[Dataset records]

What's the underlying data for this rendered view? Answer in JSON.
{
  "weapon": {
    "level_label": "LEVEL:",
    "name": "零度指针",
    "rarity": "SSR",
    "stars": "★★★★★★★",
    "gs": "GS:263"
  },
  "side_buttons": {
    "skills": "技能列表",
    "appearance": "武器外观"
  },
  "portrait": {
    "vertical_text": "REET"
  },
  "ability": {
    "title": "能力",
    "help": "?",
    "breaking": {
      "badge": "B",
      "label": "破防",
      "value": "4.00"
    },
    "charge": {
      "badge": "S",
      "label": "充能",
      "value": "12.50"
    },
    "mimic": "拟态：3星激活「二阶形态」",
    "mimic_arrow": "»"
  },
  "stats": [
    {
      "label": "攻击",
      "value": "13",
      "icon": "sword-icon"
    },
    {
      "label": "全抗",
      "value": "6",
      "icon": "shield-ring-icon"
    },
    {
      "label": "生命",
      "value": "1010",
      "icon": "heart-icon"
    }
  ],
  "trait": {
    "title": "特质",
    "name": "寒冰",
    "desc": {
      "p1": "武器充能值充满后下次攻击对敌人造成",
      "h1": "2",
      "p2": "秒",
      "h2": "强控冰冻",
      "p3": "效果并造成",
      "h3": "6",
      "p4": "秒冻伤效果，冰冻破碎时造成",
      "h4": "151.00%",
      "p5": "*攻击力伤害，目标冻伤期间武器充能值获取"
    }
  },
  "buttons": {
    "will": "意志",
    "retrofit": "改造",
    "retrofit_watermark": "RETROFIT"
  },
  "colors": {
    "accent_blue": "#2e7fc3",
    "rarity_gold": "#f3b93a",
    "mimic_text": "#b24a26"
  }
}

What to produce: Tell how many lines contain the word "icon", using only the number.

Result: 3